- **Stated exercise**
Look through the lines below and extract any with the word "description".

##### Record extracts

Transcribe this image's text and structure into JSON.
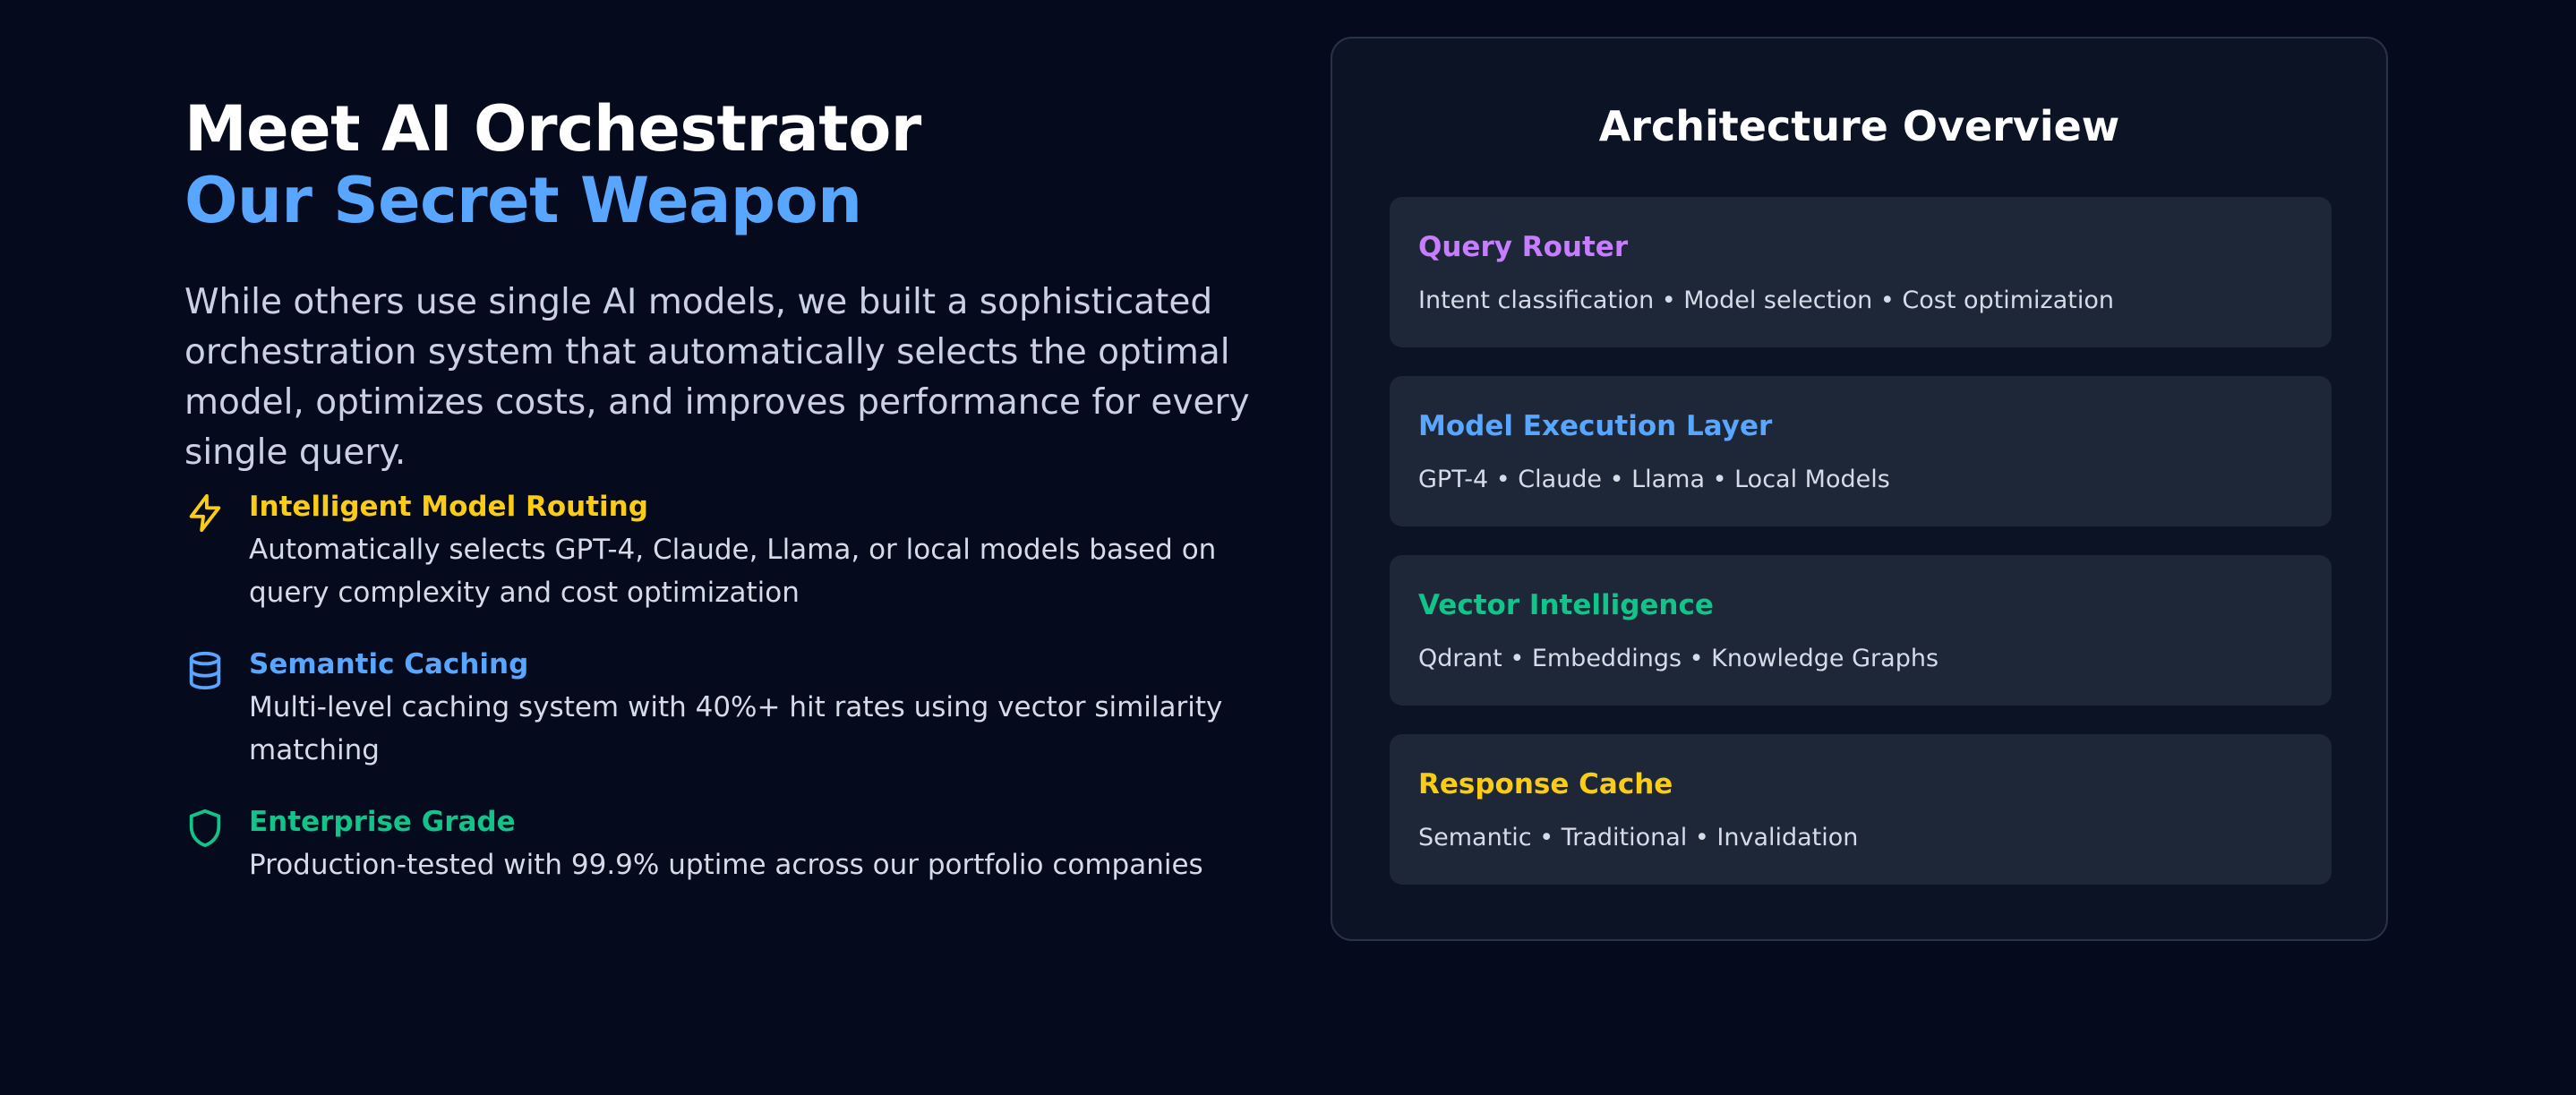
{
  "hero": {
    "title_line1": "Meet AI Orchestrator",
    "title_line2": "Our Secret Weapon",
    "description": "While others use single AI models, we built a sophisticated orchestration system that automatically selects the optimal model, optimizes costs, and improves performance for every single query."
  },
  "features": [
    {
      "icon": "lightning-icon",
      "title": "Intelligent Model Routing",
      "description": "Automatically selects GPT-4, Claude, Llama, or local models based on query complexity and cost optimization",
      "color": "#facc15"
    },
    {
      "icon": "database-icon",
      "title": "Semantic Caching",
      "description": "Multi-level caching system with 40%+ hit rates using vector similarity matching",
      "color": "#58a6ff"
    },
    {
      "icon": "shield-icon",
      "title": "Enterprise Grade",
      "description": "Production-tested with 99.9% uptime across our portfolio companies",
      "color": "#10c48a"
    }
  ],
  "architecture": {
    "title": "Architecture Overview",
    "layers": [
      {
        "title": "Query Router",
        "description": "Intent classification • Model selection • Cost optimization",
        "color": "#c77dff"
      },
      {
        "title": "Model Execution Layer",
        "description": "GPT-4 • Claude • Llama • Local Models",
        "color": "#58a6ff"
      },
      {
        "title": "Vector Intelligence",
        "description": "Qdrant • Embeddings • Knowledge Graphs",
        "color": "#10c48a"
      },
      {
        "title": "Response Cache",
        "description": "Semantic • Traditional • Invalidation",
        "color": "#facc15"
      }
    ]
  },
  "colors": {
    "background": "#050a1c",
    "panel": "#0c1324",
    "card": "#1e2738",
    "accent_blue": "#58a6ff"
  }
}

##########
##### Record extracts

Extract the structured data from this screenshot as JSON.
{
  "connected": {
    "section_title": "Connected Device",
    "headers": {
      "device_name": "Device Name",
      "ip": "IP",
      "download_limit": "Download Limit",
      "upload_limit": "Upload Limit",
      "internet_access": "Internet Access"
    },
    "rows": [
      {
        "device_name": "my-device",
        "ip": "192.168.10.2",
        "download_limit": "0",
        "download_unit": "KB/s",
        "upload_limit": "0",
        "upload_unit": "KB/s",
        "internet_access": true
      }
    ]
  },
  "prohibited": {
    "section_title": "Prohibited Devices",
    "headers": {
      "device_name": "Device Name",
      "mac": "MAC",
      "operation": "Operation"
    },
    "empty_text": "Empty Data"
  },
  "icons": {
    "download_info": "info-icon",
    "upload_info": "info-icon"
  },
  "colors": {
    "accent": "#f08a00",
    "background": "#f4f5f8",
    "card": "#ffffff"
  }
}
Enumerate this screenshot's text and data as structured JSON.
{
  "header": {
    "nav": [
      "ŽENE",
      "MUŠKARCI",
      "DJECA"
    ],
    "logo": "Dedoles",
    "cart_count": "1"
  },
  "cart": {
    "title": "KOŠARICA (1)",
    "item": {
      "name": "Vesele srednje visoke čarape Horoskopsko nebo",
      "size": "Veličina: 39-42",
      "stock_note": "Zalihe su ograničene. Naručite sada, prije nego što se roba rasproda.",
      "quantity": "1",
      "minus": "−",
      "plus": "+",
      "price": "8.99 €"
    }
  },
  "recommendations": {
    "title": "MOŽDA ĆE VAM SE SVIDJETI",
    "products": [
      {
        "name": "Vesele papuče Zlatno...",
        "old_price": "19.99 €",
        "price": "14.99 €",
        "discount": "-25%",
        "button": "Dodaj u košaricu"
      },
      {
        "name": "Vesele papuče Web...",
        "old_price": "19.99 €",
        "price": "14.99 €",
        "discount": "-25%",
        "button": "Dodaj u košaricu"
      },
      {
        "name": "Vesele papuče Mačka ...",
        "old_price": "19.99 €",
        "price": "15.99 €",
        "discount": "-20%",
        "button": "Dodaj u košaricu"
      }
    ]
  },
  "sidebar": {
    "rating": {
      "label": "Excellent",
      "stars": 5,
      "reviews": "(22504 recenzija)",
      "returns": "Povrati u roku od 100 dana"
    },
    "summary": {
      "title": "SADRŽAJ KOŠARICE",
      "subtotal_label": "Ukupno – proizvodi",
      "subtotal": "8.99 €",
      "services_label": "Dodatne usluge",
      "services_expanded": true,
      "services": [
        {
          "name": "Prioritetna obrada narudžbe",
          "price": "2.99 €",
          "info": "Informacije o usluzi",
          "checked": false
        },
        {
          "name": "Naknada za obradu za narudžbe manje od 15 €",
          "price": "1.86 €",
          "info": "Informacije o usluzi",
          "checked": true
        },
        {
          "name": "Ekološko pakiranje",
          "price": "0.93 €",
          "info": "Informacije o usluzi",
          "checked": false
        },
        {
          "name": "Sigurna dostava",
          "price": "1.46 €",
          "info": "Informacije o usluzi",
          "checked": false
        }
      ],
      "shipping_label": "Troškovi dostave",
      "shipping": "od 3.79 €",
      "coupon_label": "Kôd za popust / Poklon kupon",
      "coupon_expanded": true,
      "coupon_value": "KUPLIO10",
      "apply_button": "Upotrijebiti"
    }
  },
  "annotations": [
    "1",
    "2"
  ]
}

##########

- **Expected answer**
    "description": "While others use single AI models, we built a sophisticated orchestration system that automatically selects the optimal model, optimizes costs, and improves performance for every single query."
      "description": "Automatically selects GPT-4, Claude, Llama, or local models based on query complexity and cost optimization",
      "description": "Multi-level caching system with 40%+ hit rates using vector similarity matching",
      "description": "Production-tested with 99.9% uptime across our portfolio companies",
        "description": "Intent classification • Model selection • Cost optimization",
        "description": "GPT-4 • Claude • Llama • Local Models",
        "description": "Qdrant • Embeddings • Knowledge Graphs",
        "description": "Semantic • Traditional • Invalidation",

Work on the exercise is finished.